* start *

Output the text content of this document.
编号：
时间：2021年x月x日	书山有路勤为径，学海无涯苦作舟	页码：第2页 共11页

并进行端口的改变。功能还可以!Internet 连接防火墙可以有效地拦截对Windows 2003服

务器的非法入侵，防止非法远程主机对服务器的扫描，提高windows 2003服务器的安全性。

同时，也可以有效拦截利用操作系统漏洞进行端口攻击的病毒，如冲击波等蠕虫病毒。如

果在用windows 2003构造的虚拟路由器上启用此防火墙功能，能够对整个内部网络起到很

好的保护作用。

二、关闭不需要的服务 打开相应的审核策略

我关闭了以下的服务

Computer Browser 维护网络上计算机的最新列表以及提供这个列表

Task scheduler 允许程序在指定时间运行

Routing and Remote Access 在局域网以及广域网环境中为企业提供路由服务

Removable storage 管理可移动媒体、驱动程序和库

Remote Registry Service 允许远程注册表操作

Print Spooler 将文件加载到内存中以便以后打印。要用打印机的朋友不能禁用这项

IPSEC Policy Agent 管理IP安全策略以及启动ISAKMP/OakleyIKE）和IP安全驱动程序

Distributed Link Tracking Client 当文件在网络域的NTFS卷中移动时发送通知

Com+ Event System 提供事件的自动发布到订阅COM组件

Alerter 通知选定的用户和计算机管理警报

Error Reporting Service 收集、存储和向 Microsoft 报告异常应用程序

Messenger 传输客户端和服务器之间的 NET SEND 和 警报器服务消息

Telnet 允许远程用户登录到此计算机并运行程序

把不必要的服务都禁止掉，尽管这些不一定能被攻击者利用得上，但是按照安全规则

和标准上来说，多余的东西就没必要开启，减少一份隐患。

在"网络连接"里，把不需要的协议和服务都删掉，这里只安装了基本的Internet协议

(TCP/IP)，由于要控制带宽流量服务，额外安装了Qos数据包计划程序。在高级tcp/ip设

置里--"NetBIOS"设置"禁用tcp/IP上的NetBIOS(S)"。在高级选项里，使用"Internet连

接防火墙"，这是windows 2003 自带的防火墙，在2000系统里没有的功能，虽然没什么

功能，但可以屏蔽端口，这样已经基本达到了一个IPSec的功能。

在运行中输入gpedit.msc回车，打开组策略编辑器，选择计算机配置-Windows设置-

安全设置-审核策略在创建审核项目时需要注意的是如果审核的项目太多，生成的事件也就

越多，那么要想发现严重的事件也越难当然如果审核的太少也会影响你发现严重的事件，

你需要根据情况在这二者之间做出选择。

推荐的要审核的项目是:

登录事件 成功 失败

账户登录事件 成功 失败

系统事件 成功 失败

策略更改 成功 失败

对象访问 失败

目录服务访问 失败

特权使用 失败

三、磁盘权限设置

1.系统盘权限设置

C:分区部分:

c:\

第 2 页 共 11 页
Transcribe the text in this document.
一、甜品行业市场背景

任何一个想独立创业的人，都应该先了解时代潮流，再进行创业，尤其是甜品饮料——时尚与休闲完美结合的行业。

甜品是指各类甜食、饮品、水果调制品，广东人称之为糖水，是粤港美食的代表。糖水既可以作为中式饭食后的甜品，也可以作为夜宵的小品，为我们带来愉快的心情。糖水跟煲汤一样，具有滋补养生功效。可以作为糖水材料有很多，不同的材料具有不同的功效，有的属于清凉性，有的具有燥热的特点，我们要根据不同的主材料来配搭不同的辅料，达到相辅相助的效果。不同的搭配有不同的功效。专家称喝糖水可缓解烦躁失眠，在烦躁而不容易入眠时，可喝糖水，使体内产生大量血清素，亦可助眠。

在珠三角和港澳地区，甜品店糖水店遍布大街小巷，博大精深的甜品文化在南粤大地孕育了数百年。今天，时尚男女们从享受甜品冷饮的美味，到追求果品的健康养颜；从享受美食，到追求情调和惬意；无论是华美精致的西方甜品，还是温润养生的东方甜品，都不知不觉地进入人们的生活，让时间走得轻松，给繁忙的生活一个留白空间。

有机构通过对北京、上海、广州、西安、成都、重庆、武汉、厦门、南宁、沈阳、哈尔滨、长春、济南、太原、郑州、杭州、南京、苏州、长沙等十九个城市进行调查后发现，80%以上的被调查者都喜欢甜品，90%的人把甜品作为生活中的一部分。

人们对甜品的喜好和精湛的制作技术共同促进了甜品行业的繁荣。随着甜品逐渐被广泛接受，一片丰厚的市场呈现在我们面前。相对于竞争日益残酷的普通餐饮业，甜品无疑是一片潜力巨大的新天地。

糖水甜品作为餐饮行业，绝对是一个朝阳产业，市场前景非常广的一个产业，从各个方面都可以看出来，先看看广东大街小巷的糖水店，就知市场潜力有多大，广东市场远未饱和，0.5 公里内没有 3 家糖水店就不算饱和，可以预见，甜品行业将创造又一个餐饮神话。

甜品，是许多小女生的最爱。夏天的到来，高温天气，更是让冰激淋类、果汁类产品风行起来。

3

* end *

- _TASK TO CARRY OUT_
Every line above should be retyped exactly as given.

- _FULL RESPONSE_
Output the text content of this document.
编号：
时间：2021年x月x日	书山有路勤为径，学海无涯苦作舟	页码：第2页 共11页

并进行端口的改变。功能还可以!Internet 连接防火墙可以有效地拦截对Windows 2003服

务器的非法入侵，防止非法远程主机对服务器的扫描，提高windows 2003服务器的安全性。

同时，也可以有效拦截利用操作系统漏洞进行端口攻击的病毒，如冲击波等蠕虫病毒。如

果在用windows 2003构造的虚拟路由器上启用此防火墙功能，能够对整个内部网络起到很

好的保护作用。

二、关闭不需要的服务 打开相应的审核策略

我关闭了以下的服务

Computer Browser 维护网络上计算机的最新列表以及提供这个列表

Task scheduler 允许程序在指定时间运行

Routing and Remote Access 在局域网以及广域网环境中为企业提供路由服务

Removable storage 管理可移动媒体、驱动程序和库

Remote Registry Service 允许远程注册表操作

Print Spooler 将文件加载到内存中以便以后打印。要用打印机的朋友不能禁用这项

IPSEC Policy Agent 管理IP安全策略以及启动ISAKMP/OakleyIKE）和IP安全驱动程序

Distributed Link Tracking Client 当文件在网络域的NTFS卷中移动时发送通知

Com+ Event System 提供事件的自动发布到订阅COM组件

Alerter 通知选定的用户和计算机管理警报

Error Reporting Service 收集、存储和向 Microsoft 报告异常应用程序

Messenger 传输客户端和服务器之间的 NET SEND 和 警报器服务消息

Telnet 允许远程用户登录到此计算机并运行程序

把不必要的服务都禁止掉，尽管这些不一定能被攻击者利用得上，但是按照安全规则

和标准上来说，多余的东西就没必要开启，减少一份隐患。

在"网络连接"里，把不需要的协议和服务都删掉，这里只安装了基本的Internet协议

(TCP/IP)，由于要控制带宽流量服务，额外安装了Qos数据包计划程序。在高级tcp/ip设

置里--"NetBIOS"设置"禁用tcp/IP上的NetBIOS(S)"。在高级选项里，使用"Internet连

接防火墙"，这是windows 2003 自带的防火墙，在2000系统里没有的功能，虽然没什么

功能，但可以屏蔽端口，这样已经基本达到了一个IPSec的功能。

在运行中输入gpedit.msc回车，打开组策略编辑器，选择计算机配置-Windows设置-

安全设置-审核策略在创建审核项目时需要注意的是如果审核的项目太多，生成的事件也就

越多，那么要想发现严重的事件也越难当然如果审核的太少也会影响你发现严重的事件，

你需要根据情况在这二者之间做出选择。

推荐的要审核的项目是:

登录事件 成功 失败

账户登录事件 成功 失败

系统事件 成功 失败

策略更改 成功 失败

对象访问 失败

目录服务访问 失败

特权使用 失败

三、磁盘权限设置

1.系统盘权限设置

C:分区部分:

c:\

第 2 页 共 11 页
Transcribe the text in this document.
一、甜品行业市场背景

任何一个想独立创业的人，都应该先了解时代潮流，再进行创业，尤其是甜品饮料——时尚与休闲完美结合的行业。

甜品是指各类甜食、饮品、水果调制品，广东人称之为糖水，是粤港美食的代表。糖水既可以作为中式饭食后的甜品，也可以作为夜宵的小品，为我们带来愉快的心情。糖水跟煲汤一样，具有滋补养生功效。可以作为糖水材料有很多，不同的材料具有不同的功效，有的属于清凉性，有的具有燥热的特点，我们要根据不同的主材料来配搭不同的辅料，达到相辅相助的效果。不同的搭配有不同的功效。专家称喝糖水可缓解烦躁失眠，在烦躁而不容易入眠时，可喝糖水，使体内产生大量血清素，亦可助眠。

在珠三角和港澳地区，甜品店糖水店遍布大街小巷，博大精深的甜品文化在南粤大地孕育了数百年。今天，时尚男女们从享受甜品冷饮的美味，到追求果品的健康养颜；从享受美食，到追求情调和惬意；无论是华美精致的西方甜品，还是温润养生的东方甜品，都不知不觉地进入人们的生活，让时间走得轻松，给繁忙的生活一个留白空间。

有机构通过对北京、上海、广州、西安、成都、重庆、武汉、厦门、南宁、沈阳、哈尔滨、长春、济南、太原、郑州、杭州、南京、苏州、长沙等十九个城市进行调查后发现，80%以上的被调查者都喜欢甜品，90%的人把甜品作为生活中的一部分。

人们对甜品的喜好和精湛的制作技术共同促进了甜品行业的繁荣。随着甜品逐渐被广泛接受，一片丰厚的市场呈现在我们面前。相对于竞争日益残酷的普通餐饮业，甜品无疑是一片潜力巨大的新天地。

糖水甜品作为餐饮行业，绝对是一个朝阳产业，市场前景非常广的一个产业，从各个方面都可以看出来，先看看广东大街小巷的糖水店，就知市场潜力有多大，广东市场远未饱和，0.5 公里内没有 3 家糖水店就不算饱和，可以预见，甜品行业将创造又一个餐饮神话。

甜品，是许多小女生的最爱。夏天的到来，高温天气，更是让冰激淋类、果汁类产品风行起来。

3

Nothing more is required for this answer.